Excerpt from a dataset

:::

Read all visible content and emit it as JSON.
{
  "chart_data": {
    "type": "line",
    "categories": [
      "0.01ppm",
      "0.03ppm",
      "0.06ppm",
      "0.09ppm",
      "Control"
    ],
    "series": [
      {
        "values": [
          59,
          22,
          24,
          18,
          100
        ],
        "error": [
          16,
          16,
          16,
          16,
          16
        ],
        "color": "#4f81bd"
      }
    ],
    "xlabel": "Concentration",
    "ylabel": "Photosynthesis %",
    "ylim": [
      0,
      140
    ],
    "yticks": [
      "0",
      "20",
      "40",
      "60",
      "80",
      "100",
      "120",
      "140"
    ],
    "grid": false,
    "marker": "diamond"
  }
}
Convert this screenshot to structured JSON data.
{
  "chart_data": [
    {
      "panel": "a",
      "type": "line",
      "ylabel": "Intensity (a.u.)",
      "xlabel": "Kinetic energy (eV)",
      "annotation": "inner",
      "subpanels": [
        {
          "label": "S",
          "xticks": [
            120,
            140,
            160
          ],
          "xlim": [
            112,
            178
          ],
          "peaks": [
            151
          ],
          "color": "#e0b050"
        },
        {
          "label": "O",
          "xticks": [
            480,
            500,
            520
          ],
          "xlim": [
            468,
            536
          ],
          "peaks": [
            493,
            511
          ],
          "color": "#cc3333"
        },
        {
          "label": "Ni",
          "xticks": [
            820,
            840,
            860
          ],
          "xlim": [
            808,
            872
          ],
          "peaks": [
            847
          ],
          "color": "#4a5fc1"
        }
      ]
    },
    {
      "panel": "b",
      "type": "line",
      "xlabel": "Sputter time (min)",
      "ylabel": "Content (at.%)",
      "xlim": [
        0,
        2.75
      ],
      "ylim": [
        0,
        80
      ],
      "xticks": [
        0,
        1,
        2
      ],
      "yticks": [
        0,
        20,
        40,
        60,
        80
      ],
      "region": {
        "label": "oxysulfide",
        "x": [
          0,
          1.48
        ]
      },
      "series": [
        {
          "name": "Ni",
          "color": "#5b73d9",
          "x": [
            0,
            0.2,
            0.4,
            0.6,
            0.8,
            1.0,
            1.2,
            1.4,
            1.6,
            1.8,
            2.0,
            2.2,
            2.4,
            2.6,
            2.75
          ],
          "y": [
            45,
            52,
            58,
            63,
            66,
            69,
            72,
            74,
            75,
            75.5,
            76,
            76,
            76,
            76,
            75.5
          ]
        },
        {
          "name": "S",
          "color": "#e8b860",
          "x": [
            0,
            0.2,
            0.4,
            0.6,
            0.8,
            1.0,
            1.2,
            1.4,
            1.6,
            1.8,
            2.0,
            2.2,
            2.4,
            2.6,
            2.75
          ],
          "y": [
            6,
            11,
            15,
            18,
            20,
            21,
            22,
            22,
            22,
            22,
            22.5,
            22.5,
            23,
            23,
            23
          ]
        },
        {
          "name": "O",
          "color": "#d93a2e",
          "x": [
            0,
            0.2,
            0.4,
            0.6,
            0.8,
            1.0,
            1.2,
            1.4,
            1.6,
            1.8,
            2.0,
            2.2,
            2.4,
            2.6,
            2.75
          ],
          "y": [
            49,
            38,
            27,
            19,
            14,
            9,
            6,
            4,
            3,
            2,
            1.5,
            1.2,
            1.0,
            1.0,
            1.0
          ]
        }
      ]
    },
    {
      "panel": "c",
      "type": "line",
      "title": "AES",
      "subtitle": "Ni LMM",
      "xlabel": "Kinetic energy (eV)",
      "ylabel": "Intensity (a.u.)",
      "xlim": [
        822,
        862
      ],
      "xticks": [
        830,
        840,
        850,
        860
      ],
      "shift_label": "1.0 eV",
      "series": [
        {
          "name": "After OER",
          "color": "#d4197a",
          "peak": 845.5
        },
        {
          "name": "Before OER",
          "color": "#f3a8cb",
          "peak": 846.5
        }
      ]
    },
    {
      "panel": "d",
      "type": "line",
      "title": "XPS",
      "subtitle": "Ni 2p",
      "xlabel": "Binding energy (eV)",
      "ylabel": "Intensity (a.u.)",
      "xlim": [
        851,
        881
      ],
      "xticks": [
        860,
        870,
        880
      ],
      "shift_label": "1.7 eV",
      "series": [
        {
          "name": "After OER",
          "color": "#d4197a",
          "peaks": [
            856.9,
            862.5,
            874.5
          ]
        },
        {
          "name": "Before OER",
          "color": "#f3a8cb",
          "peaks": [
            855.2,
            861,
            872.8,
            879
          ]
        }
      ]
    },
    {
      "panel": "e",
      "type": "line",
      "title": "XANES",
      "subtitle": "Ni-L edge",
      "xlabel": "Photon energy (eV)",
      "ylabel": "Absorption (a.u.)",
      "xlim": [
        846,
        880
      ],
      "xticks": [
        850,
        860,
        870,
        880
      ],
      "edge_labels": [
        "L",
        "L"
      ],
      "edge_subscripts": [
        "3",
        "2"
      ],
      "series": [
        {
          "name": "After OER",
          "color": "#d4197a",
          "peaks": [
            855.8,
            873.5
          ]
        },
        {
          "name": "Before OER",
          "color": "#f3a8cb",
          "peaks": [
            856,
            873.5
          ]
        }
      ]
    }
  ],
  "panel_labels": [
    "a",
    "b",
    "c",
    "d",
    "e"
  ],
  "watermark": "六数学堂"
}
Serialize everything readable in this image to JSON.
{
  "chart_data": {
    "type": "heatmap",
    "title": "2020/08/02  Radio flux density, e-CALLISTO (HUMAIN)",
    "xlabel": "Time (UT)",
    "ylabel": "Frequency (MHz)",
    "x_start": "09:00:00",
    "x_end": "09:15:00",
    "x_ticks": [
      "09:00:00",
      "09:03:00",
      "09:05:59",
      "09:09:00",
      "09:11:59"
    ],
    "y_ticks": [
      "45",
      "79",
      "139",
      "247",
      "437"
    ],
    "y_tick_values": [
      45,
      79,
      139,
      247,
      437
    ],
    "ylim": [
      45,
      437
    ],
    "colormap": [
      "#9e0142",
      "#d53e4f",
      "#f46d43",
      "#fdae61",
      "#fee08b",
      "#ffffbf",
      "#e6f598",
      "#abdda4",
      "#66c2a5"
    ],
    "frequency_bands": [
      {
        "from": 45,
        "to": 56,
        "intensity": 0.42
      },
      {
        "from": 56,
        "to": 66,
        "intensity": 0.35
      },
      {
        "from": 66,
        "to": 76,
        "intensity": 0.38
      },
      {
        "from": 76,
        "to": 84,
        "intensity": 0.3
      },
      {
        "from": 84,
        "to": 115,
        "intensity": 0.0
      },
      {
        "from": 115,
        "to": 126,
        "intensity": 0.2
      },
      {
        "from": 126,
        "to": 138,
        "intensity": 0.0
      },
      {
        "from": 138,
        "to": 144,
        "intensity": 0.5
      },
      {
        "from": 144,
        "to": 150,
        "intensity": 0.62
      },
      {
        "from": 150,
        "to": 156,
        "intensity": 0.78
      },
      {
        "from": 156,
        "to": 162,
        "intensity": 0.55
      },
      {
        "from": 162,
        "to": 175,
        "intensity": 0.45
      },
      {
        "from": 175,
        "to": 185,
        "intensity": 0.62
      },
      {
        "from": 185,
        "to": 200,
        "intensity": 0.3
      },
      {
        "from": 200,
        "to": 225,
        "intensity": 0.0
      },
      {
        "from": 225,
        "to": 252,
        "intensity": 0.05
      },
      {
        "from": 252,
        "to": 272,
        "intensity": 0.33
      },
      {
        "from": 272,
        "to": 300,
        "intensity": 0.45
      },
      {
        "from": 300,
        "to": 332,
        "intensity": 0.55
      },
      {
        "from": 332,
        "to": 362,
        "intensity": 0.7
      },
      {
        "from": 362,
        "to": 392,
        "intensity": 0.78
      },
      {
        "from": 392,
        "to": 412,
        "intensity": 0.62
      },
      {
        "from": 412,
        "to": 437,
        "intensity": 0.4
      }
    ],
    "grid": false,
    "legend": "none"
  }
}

:::

● GIVEN REQUEST
Tally how many lines of the data include the word "this". Write the number and nothing else.

● OUTPUT
2